= Exercise goal =
Can all of these lines be returned exactly?

= Supplied data =

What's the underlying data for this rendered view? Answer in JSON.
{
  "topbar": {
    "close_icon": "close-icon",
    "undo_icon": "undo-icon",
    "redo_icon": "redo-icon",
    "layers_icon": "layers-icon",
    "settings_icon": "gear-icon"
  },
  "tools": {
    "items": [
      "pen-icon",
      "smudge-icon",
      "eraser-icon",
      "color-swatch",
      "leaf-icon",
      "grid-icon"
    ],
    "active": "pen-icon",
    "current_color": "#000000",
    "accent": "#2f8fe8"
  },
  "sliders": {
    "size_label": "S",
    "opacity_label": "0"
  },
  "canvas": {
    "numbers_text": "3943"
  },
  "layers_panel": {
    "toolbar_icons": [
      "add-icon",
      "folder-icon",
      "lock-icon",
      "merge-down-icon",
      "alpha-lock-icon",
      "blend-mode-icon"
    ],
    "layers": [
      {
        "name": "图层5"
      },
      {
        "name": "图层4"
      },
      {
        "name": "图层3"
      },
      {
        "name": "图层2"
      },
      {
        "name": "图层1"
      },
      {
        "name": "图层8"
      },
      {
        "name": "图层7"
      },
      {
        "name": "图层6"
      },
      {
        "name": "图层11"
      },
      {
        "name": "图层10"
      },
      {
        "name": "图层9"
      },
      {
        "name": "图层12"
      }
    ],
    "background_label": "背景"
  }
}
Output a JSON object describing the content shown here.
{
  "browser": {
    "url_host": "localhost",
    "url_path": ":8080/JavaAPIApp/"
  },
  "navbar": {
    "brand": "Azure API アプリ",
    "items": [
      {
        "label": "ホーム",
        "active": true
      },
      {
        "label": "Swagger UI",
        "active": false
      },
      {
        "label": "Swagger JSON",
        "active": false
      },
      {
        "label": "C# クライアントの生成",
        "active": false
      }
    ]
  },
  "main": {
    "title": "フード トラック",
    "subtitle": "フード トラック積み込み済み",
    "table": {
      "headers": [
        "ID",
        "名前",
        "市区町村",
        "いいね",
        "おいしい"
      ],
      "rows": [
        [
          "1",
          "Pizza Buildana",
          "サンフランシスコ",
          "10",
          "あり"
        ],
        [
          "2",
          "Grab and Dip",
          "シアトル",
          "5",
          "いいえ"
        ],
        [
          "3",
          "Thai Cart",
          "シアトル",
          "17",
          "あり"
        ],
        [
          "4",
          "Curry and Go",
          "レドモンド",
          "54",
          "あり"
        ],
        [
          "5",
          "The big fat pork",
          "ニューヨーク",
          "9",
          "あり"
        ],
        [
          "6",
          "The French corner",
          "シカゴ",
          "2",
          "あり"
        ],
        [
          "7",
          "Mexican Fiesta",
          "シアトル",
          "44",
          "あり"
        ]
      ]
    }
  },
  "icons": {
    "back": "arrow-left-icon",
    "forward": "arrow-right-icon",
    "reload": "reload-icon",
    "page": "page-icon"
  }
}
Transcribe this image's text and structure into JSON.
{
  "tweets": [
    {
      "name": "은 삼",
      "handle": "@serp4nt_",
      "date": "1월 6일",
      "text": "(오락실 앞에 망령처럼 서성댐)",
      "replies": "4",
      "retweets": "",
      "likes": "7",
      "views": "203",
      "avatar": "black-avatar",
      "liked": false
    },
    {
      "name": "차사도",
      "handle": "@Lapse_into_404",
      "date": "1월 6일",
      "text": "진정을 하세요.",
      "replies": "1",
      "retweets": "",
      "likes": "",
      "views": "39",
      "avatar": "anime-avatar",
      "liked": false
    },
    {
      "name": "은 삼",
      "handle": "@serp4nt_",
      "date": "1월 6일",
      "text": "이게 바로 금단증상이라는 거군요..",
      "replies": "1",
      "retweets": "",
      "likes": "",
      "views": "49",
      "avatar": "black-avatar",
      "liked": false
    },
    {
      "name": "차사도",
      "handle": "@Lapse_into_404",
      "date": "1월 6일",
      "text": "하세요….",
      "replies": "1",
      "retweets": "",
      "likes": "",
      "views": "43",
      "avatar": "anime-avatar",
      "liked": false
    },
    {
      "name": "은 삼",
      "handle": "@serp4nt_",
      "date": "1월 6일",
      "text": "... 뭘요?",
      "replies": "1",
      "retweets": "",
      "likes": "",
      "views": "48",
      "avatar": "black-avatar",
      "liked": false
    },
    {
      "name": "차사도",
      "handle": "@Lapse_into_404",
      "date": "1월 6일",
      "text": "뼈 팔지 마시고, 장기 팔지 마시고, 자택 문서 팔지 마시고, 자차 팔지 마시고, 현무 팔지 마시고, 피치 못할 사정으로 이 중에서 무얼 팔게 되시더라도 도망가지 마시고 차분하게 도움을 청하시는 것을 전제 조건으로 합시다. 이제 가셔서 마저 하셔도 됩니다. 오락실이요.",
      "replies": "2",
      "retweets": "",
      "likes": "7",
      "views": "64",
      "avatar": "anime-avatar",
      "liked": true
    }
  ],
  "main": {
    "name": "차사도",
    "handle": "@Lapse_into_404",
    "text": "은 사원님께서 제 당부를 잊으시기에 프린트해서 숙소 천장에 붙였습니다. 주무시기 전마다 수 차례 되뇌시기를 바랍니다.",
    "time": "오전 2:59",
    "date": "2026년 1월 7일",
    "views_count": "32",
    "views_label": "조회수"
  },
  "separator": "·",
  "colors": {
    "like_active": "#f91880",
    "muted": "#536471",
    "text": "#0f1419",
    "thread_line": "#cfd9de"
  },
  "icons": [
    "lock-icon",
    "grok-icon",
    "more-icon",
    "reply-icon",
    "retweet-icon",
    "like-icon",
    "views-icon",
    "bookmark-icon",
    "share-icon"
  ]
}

= Output for this task =
What's the underlying data for this rendered view? Answer in JSON.
{
  "topbar": {
    "close_icon": "close-icon",
    "undo_icon": "undo-icon",
    "redo_icon": "redo-icon",
    "layers_icon": "layers-icon",
    "settings_icon": "gear-icon"
  },
  "tools": {
    "items": [
      "pen-icon",
      "smudge-icon",
      "eraser-icon",
      "color-swatch",
      "leaf-icon",
      "grid-icon"
    ],
    "active": "pen-icon",
    "current_color": "#000000",
    "accent": "#2f8fe8"
  },
  "sliders": {
    "size_label": "S",
    "opacity_label": "0"
  },
  "canvas": {
    "numbers_text": "3943"
  },
  "layers_panel": {
    "toolbar_icons": [
      "add-icon",
      "folder-icon",
      "lock-icon",
      "merge-down-icon",
      "alpha-lock-icon",
      "blend-mode-icon"
    ],
    "layers": [
      {
        "name": "图层5"
      },
      {
        "name": "图层4"
      },
      {
        "name": "图层3"
      },
      {
        "name": "图层2"
      },
      {
        "name": "图层1"
      },
      {
        "name": "图层8"
      },
      {
        "name": "图层7"
      },
      {
        "name": "图层6"
      },
      {
        "name": "图层11"
      },
      {
        "name": "图层10"
      },
      {
        "name": "图层9"
      },
      {
        "name": "图层12"
      }
    ],
    "background_label": "背景"
  }
}
Output a JSON object describing the content shown here.
{
  "browser": {
    "url_host": "localhost",
    "url_path": ":8080/JavaAPIApp/"
  },
  "navbar": {
    "brand": "Azure API アプリ",
    "items": [
      {
        "label": "ホーム",
        "active": true
      },
      {
        "label": "Swagger UI",
        "active": false
      },
      {
        "label": "Swagger JSON",
        "active": false
      },
      {
        "label": "C# クライアントの生成",
        "active": false
      }
    ]
  },
  "main": {
    "title": "フード トラック",
    "subtitle": "フード トラック積み込み済み",
    "table": {
      "headers": [
        "ID",
        "名前",
        "市区町村",
        "いいね",
        "おいしい"
      ],
      "rows": [
        [
          "1",
          "Pizza Buildana",
          "サンフランシスコ",
          "10",
          "あり"
        ],
        [
          "2",
          "Grab and Dip",
          "シアトル",
          "5",
          "いいえ"
        ],
        [
          "3",
          "Thai Cart",
          "シアトル",
          "17",
          "あり"
        ],
        [
          "4",
          "Curry and Go",
          "レドモンド",
          "54",
          "あり"
        ],
        [
          "5",
          "The big fat pork",
          "ニューヨーク",
          "9",
          "あり"
        ],
        [
          "6",
          "The French corner",
          "シカゴ",
          "2",
          "あり"
        ],
        [
          "7",
          "Mexican Fiesta",
          "シアトル",
          "44",
          "あり"
        ]
      ]
    }
  },
  "icons": {
    "back": "arrow-left-icon",
    "forward": "arrow-right-icon",
    "reload": "reload-icon",
    "page": "page-icon"
  }
}
Transcribe this image's text and structure into JSON.
{
  "tweets": [
    {
      "name": "은 삼",
      "handle": "@serp4nt_",
      "date": "1월 6일",
      "text": "(오락실 앞에 망령처럼 서성댐)",
      "replies": "4",
      "retweets": "",
      "likes": "7",
      "views": "203",
      "avatar": "black-avatar",
      "liked": false
    },
    {
      "name": "차사도",
      "handle": "@Lapse_into_404",
      "date": "1월 6일",
      "text": "진정을 하세요.",
      "replies": "1",
      "retweets": "",
      "likes": "",
      "views": "39",
      "avatar": "anime-avatar",
      "liked": false
    },
    {
      "name": "은 삼",
      "handle": "@serp4nt_",
      "date": "1월 6일",
      "text": "이게 바로 금단증상이라는 거군요..",
      "replies": "1",
      "retweets": "",
      "likes": "",
      "views": "49",
      "avatar": "black-avatar",
      "liked": false
    },
    {
      "name": "차사도",
      "handle": "@Lapse_into_404",
      "date": "1월 6일",
      "text": "하세요….",
      "replies": "1",
      "retweets": "",
      "likes": "",
      "views": "43",
      "avatar": "anime-avatar",
      "liked": false
    },
    {
      "name": "은 삼",
      "handle": "@serp4nt_",
      "date": "1월 6일",
      "text": "... 뭘요?",
      "replies": "1",
      "retweets": "",
      "likes": "",
      "views": "48",
      "avatar": "black-avatar",
      "liked": false
    },
    {
      "name": "차사도",
      "handle": "@Lapse_into_404",
      "date": "1월 6일",
      "text": "뼈 팔지 마시고, 장기 팔지 마시고, 자택 문서 팔지 마시고, 자차 팔지 마시고, 현무 팔지 마시고, 피치 못할 사정으로 이 중에서 무얼 팔게 되시더라도 도망가지 마시고 차분하게 도움을 청하시는 것을 전제 조건으로 합시다. 이제 가셔서 마저 하셔도 됩니다. 오락실이요.",
      "replies": "2",
      "retweets": "",
      "likes": "7",
      "views": "64",
      "avatar": "anime-avatar",
      "liked": true
    }
  ],
  "main": {
    "name": "차사도",
    "handle": "@Lapse_into_404",
    "text": "은 사원님께서 제 당부를 잊으시기에 프린트해서 숙소 천장에 붙였습니다. 주무시기 전마다 수 차례 되뇌시기를 바랍니다.",
    "time": "오전 2:59",
    "date": "2026년 1월 7일",
    "views_count": "32",
    "views_label": "조회수"
  },
  "separator": "·",
  "colors": {
    "like_active": "#f91880",
    "muted": "#536471",
    "text": "#0f1419",
    "thread_line": "#cfd9de"
  },
  "icons": [
    "lock-icon",
    "grok-icon",
    "more-icon",
    "reply-icon",
    "retweet-icon",
    "like-icon",
    "views-icon",
    "bookmark-icon",
    "share-icon"
  ]
}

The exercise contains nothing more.